=== Work required ===
In the records below, find each line containing the word "ଜଗତର" and copy it.

=== Data to use ===

* * * * * * * * *

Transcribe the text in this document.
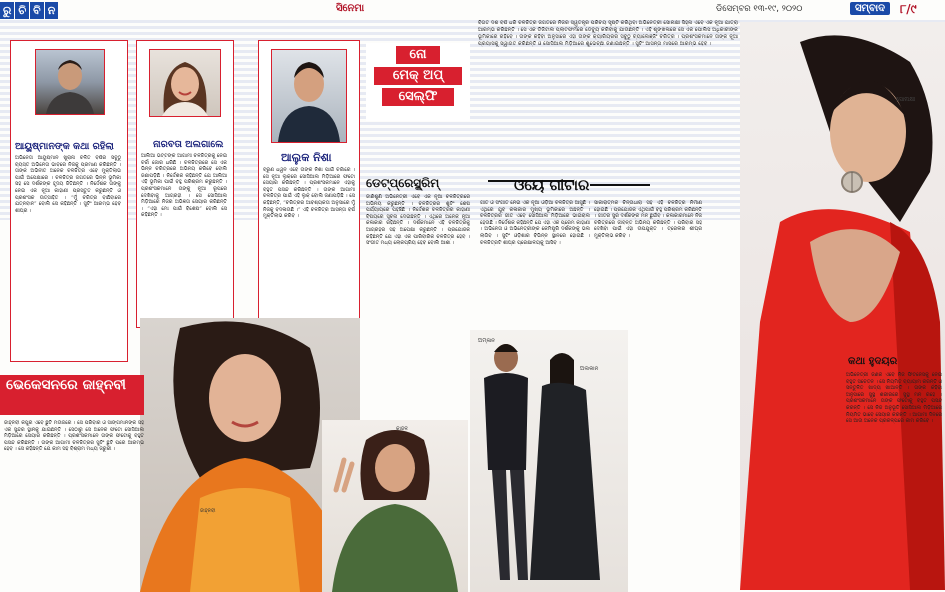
ରୁ ଚି ବି ନ	ସିନେମା	ଡିସେମ୍ବର ୧୩-୧୯, ୨୦୨୦	ସମ୍ବାଦ	୮/୯
ଆୟୁଷ୍ମାନଙ୍କ କଥା ରହିଲା
ଅଭିନେତା ଆୟୁଷ୍ମାନ ଖୁରାନା ଚଳିତ ବର୍ଷର ସବୁଠୁ ବ୍ୟସ୍ତ ଅଭିନେତା ଭାବରେ ନିଜକୁ ପ୍ରମାଣ କରିଛନ୍ତି । ତାଙ୍କ ଅଭିନୀତ ଅନେକ ଚଳଚ୍ଚିତ୍ର ଏବେ ମୁକ୍ତିଲାଭ ପାଇଁ ଅପେକ୍ଷାରେ । ଚଳଚ୍ଚିତ୍ର ଜଗତରେ ଭିନ୍ନ ଭୂମିକା ସହ ସେ ଦର୍ଶକଙ୍କ ହୃଦୟ ଜିତିଛନ୍ତି । ନିର୍ଦ୍ଦେଶକ ତାଙ୍କୁ ନେଇ ଏକ ନୂଆ କାହାଣୀ ପ୍ରସ୍ତୁତ କରୁଛନ୍ତି ଓ ପ୍ରଶଂସକ ଉତ୍ସାହିତ । “ମୁଁ ଚରିତ୍ର ବାଛିବାରେ ଯତ୍ନବାନ” ବୋଲି ସେ କହିଛନ୍ତି । ସୁଟିଂ ଆରମ୍ଭ ହେବ ଶୀଘ୍ର ।
ନାରବତା ଅଲଗାଲେ
ଆଲିଆ ଭଟ୍ଟଙ୍କ ଆଗାମୀ ଚଳଚ୍ଚିତ୍ରକୁ ନେଇ ଚର୍ଚ୍ଚା ଜୋର ଧରିଛି । ଚଳଚ୍ଚିତ୍ରରେ ସେ ଏକ ଭିନ୍ନ ଚରିତ୍ରରେ ଅଭିନୟ କରିବେ ବୋଲି ଜଣାପଡ଼ିଛି । ନିର୍ଦ୍ଦେଶକ କହିଛନ୍ତି ଯେ ଆଲିଆ ଏହି ଭୂମିକା ପାଇଁ ବହୁ ପରିଶ୍ରମ କରୁଛନ୍ତି । ପ୍ରଶଂସକମାନେ ତାଙ୍କୁ ନୂଆ ରୂପରେ ଦେଖିବାକୁ ଆଗ୍ରହୀ । ସେ ସୋସିଆଲ ମିଡ଼ିଆରେ ନିଜର ଅଭିଜ୍ଞତା ସେୟାର କରିଛନ୍ତି । “ଏହା ମୋ ପାଇଁ ବିଶେଷ” ବୋଲି ସେ କହିଛନ୍ତି ।
ଆଲୁକ ନିଶା
ବରୁଣ ଧୱନ ଏବେ ତାଙ୍କ ନିଶା ପାଇଁ ଚର୍ଚ୍ଚାରେ । ସେ ନୂଆ ଲୁକ୍‌ରେ ସୋସିଆଲ ମିଡ଼ିଆରେ ଫଟୋ ସେୟାର କରିଛନ୍ତି । ପ୍ରଶଂସକମାନେ ଏହାକୁ ବହୁତ ପସନ୍ଦ କରିଛନ୍ତି । ତାଙ୍କ ଆଗାମୀ ଚଳଚ୍ଚିତ୍ର ପାଇଁ ଏହି ଲୁକ୍ ବୋଲି ଜଣାପଡ଼ିଛି । ସେ କହିଛନ୍ତି, “ଚରିତ୍ରର ଆବଶ୍ୟକତା ଅନୁସାରେ ମୁଁ ନିଜକୁ ବଦଳାଉଛି ।” ଏହି ଚଳଚ୍ଚିତ୍ର ଆସନ୍ତା ବର୍ଷ ମୁକ୍ତିଲାଭ କରିବ ।
ନୋ
ମେକ୍ ଅପ୍
ସେଲ୍‌ଫି
ବିଗତ ଦଶ ବର୍ଷ ଧରି ଚଳଚ୍ଚିତ୍ର ଜଗତରେ ନିଜର ସ୍ୱତନ୍ତ୍ର ପରିଚୟ ସୃଷ୍ଟି କରିଥିବା ଅଭିନେତ୍ରୀ ସୋନାକ୍ଷୀ ସିହ୍ନା ଏବେ ଏକ ନୂଆ ଯାତ୍ରା ଆରମ୍ଭ କରିଛନ୍ତି । ସେ ଏକ ଡିଜିଟାଲ ପ୍ଲାଟଫର୍ମରେ ଡେବ୍ୟୁ କରିବାକୁ ଯାଉଛନ୍ତି । ଏହି ଶୃଙ୍ଖଳାରେ ସେ ଏକ ପୋଲିସ ଅଧିକାରୀଙ୍କ ଭୂମିକାରେ ରହିବେ । ତାଙ୍କ କହିବା ଅନୁସାରେ ଏହା ତାଙ୍କ କ୍ୟାରିୟରର ସବୁଠୁ ଚ୍ୟାଲେଞ୍ଜିଂ ଚରିତ୍ର । ପ୍ରଶଂସକମାନେ ତାଙ୍କ ନୂଆ ପ୍ରୟାସକୁ ସ୍ୱାଗତ କରିଛନ୍ତି ଓ ସୋସିଆଲ ମିଡ଼ିଆରେ ଶୁଭେଚ୍ଛା ଜଣାଇଛନ୍ତି । ସୁଟିଂ ଆସନ୍ତା ମାସରେ ଆରମ୍ଭ ହେବ ।
ସୋନାକ୍ଷୀ
ଡେଟ୍‌ପ୍ରେସ୍କ୍ରିମ୍
ଜାଣିଶୁଣି ଅଭିନେତ୍ରୀ ଏବେ ଏକ ନୂଆ ଚଳଚ୍ଚିତ୍ରରେ ଅଭିନୟ କରୁଛନ୍ତି । ଚଳଚ୍ଚିତ୍ରର ଶୁଟିଂ ଶେଷ ପର୍ଯ୍ୟାୟରେ ପହଞ୍ଚିଛି । ନିର୍ଦ୍ଦେଶକ ଚଳଚ୍ଚିତ୍ରର କାହାଣୀ ବିଷୟରେ ସୂଚନା ଦେଇଛନ୍ତି । ଏଥିରେ ଅନେକ ନୂଆ କଳାକାର ରହିଛନ୍ତି । ଦର୍ଶକମାନେ ଏହି ଚଳଚ୍ଚିତ୍ରକୁ ଆଗ୍ରହର ସହ ଅପେକ୍ଷା କରୁଛନ୍ତି । ପ୍ରଯୋଜକ କହିଛନ୍ତି ଯେ ଏହା ଏକ ପାରିବାରିକ ଚଳଚ୍ଚିତ୍ର ହେବ । ସଂଗୀତ ମଧ୍ୟ ଲୋକପ୍ରିୟ ହେବ ବୋଲି ଆଶା ।
ଓୟେ ଗୀଟାର
ଗୀତ ଓ ସଂଗୀତ ନେଇ ଏକ ନୂଆ ଓଡ଼ିଆ ଚଳଚ୍ଚିତ୍ର ଆସୁଛି । ଏଥିରେ ଯୁବ କଳାକାର ମୁଖ୍ୟ ଭୂମିକାରେ ଅଛନ୍ତି । ଚଳଚ୍ଚିତ୍ରର ଗୀତ ଏବେ ସୋସିଆଲ ମିଡ଼ିଆରେ ଭାଇରାଲ ହେଉଛି । ନିର୍ଦ୍ଦେଶକ କହିଛନ୍ତି ଯେ ଏହା ଏକ ପ୍ରେମ କାହାଣୀ । ଅଭିନେତା ଓ ଅଭିନେତ୍ରୀଙ୍କ କେମିଷ୍ଟ୍ରି ଦର୍ଶକଙ୍କୁ ଭଲ ଲାଗିବ । ସୁଟିଂ ଓଡ଼ିଶାର ବିଭିନ୍ନ ସ୍ଥାନରେ ହୋଇଛି । ଚଳଚ୍ଚିତ୍ରଟି ଶୀଘ୍ର ପ୍ରେକ୍ଷାଳୟକୁ ଆସିବ ।
ସାକାରାତ୍ମକ ଚିନ୍ତାଧାରା ସହ ଏହି ଚଳଚ୍ଚିତ୍ର ନିର୍ମାଣ ହୋଇଛି । ପ୍ରଯୋଜକ ଏଥିପାଇଁ ବହୁ ପରିଶ୍ରମ କରିଛନ୍ତି । ଗୀତର ସୁର ଦର୍ଶକଙ୍କ ମନ ଛୁଇଁବ । କଳାକାରମାନେ ନିଜ ଚରିତ୍ରରେ ଜୀବନ୍ତ ଅଭିନୟ କରିଛନ୍ତି । ପରିବାର ସହ ଦେଖିବା ପାଇଁ ଏହା ଉପଯୁକ୍ତ । ଟ୍ରେଲର ଶୀଘ୍ର ମୁକ୍ତିଲାଭ କରିବ ।
ଅମ୍ଳାନ
ଅଲକାନ
କଥା ହୁଦୟର
ଅଭିନେତ୍ରୀ ଜଣକ ଏବେ ନିଜ ଫିଟନେସକୁ ନେଇ ବହୁତ ସଚେତନ । ସେ ନିୟମିତ ବ୍ୟାୟାମ କରନ୍ତି ଓ ସନ୍ତୁଳିତ ଖାଦ୍ୟ ଖାଆନ୍ତି । ତାଙ୍କ କହିବା ଅନୁସାରେ ସୁସ୍ଥ ଶରୀରରେ ସୁସ୍ଥ ମନ ରହେ । ପ୍ରଶଂସକମାନେ ତାଙ୍କ ଫଟୋକୁ ବହୁତ ପସନ୍ଦ କରନ୍ତି । ସେ ନିଜ ଅନୁଭୂତି ସୋସିଆଲ ମିଡ଼ିଆରେ ନିୟମିତ ଭାବେ ସେୟାର କରନ୍ତି । ଆଗାମୀ ଦିନରେ ସେ ଆଉ ଅନେକ ପ୍ରକଳ୍ପରେ କାମ କରିବେ ।
ଜାହ୍ନବୀ
ଭେକେସନରେ ଜାହ୍ନବୀ
ଜାହ୍ନବୀ କପୁର ଏବେ ଛୁଟି ମଉଜରେ । ସେ ପରିବାର ଓ ସାଙ୍ଗମାନଙ୍କ ସହ ଏକ ସୁନ୍ଦର ସ୍ଥାନକୁ ଯାଇଛନ୍ତି । ସେଠାରୁ ସେ ଅନେକ ଫଟୋ ସୋସିଆଲ ମିଡ଼ିଆରେ ସେୟାର କରିଛନ୍ତି । ପ୍ରଶଂସକମାନେ ତାଙ୍କ ଫଟୋକୁ ବହୁତ ପସନ୍ଦ କରିଛନ୍ତି । ତାଙ୍କ ଆଗାମୀ ଚଳଚ୍ଚିତ୍ରର ସୁଟିଂ ଛୁଟି ପରେ ଆରମ୍ଭ ହେବ । ସେ କହିଛନ୍ତି ଯେ କାମ ସହ ବିଶ୍ରାମ ମଧ୍ୟ ଜରୁରୀ ।
କାଜଳ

* * * * * * * * *

=== Worked solution ===
ଅଭିନେତା ଆୟୁଷ୍ମାନ ଖୁରାନା ଚଳିତ ବର୍ଷର ସବୁଠୁ ବ୍ୟସ୍ତ ଅଭିନେତା ଭାବରେ ନିଜକୁ ପ୍ରମାଣ କରିଛନ୍ତି । ତାଙ୍କ ଅଭିନୀତ ଅନେକ ଚଳଚ୍ଚିତ୍ର ଏବେ ମୁକ୍ତିଲାଭ ପାଇଁ ଅପେକ୍ଷାରେ । ଚଳଚ୍ଚିତ୍ର ଜଗତରେ ଭିନ୍ନ ଭୂମିକା ସହ ସେ ଦର୍ଶକଙ୍କ ହୃଦୟ ଜିତିଛନ୍ତି । ନିର୍ଦ୍ଦେଶକ ତାଙ୍କୁ ନେଇ ଏକ ନୂଆ କାହାଣୀ ପ୍ରସ୍ତୁତ କରୁଛନ୍ତି ଓ ପ୍ରଶଂସକ ଉତ୍ସାହିତ । “ମୁଁ ଚରିତ୍ର ବାଛିବାରେ ଯତ୍ନବାନ” ବୋଲି ସେ କହିଛନ୍ତି । ସୁଟିଂ ଆରମ୍ଭ ହେବ ଶୀଘ୍ର ।
ବିଗତ ଦଶ ବର୍ଷ ଧରି ଚଳଚ୍ଚିତ୍ର ଜଗତରେ ନିଜର ସ୍ୱତନ୍ତ୍ର ପରିଚୟ ସୃଷ୍ଟି କରିଥିବା ଅଭିନେତ୍ରୀ ସୋନାକ୍ଷୀ ସିହ୍ନା ଏବେ ଏକ ନୂଆ ଯାତ୍ରା ଆରମ୍ଭ କରିଛନ୍ତି । ସେ ଏକ ଡିଜିଟାଲ ପ୍ଲାଟଫର୍ମରେ ଡେବ୍ୟୁ କରିବାକୁ ଯାଉଛନ୍ତି । ଏହି ଶୃଙ୍ଖଳାରେ ସେ ଏକ ପୋଲିସ ଅଧିକାରୀଙ୍କ ଭୂମିକାରେ ରହିବେ । ତାଙ୍କ କହିବା ଅନୁସାରେ ଏହା ତାଙ୍କ କ୍ୟାରିୟରର ସବୁଠୁ ଚ୍ୟାଲେଞ୍ଜିଂ ଚରିତ୍ର । ପ୍ରଶଂସକମାନେ ତାଙ୍କ ନୂଆ ପ୍ରୟାସକୁ ସ୍ୱାଗତ କରିଛନ୍ତି ଓ ସୋସିଆଲ ମିଡ଼ିଆରେ ଶୁଭେଚ୍ଛା ଜଣାଇଛନ୍ତି । ସୁଟିଂ ଆସନ୍ତା ମାସରେ ଆରମ୍ଭ ହେବ ।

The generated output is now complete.